GIVEN PROBLEM:
Every entry below must be repeated exactly; skip the pictures.

[Dataset items]

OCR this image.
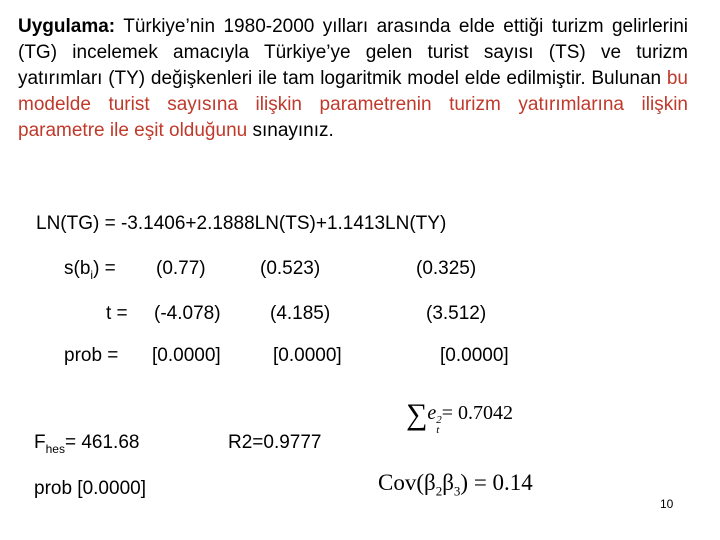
Uygulama: Türkiye’nin 1980-2000 yılları arasında elde ettiği turizm gelirlerini (TG) incelemek amacıyla Türkiye’ye gelen turist sayısı (TS) ve turizm yatırımları (TY) değişkenleri ile tam logaritmik model elde edilmiştir. Bulunan bu modelde turist sayısına ilişkin parametrenin turizm yatırımlarına ilişkin parametre ile eşit olduğunu sınayınız.
LN(TG) = -3.1406+2.1888LN(TS)+1.1413LN(TY)
$s(b_i) = (0.77)$	(0.523)	(0.325)
t = (-4.078)	(4.185)	(3.512)
prob = [0.0000]	[0.0000]	[0.0000]
$F_{hes}= 461.68$	R2=0.9777
prob [0.0000]
∑e 2
t
= 0.7042
$Cov(\beta_2\beta_3) = 0.14$
10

OUTPUT OF THE TASK:
OCR this image.
Uygulama: Türkiye’nin 1980-2000 yılları arasında elde ettiği turizm gelirlerini (TG) incelemek amacıyla Türkiye’ye gelen turist sayısı (TS) ve turizm yatırımları (TY) değişkenleri ile tam logaritmik model elde edilmiştir. Bulunan bu modelde turist sayısına ilişkin parametrenin turizm yatırımlarına ilişkin parametre ile eşit olduğunu sınayınız.
LN(TG) = -3.1406+2.1888LN(TS)+1.1413LN(TY)
$s(b_i) = (0.77)$	(0.523)	(0.325)
t = (-4.078)	(4.185)	(3.512)
prob = [0.0000]	[0.0000]	[0.0000]
$F_{hes}= 461.68$	R2=0.9777
prob [0.0000]
∑e 2
t
= 0.7042
$Cov(\beta_2\beta_3) = 0.14$
10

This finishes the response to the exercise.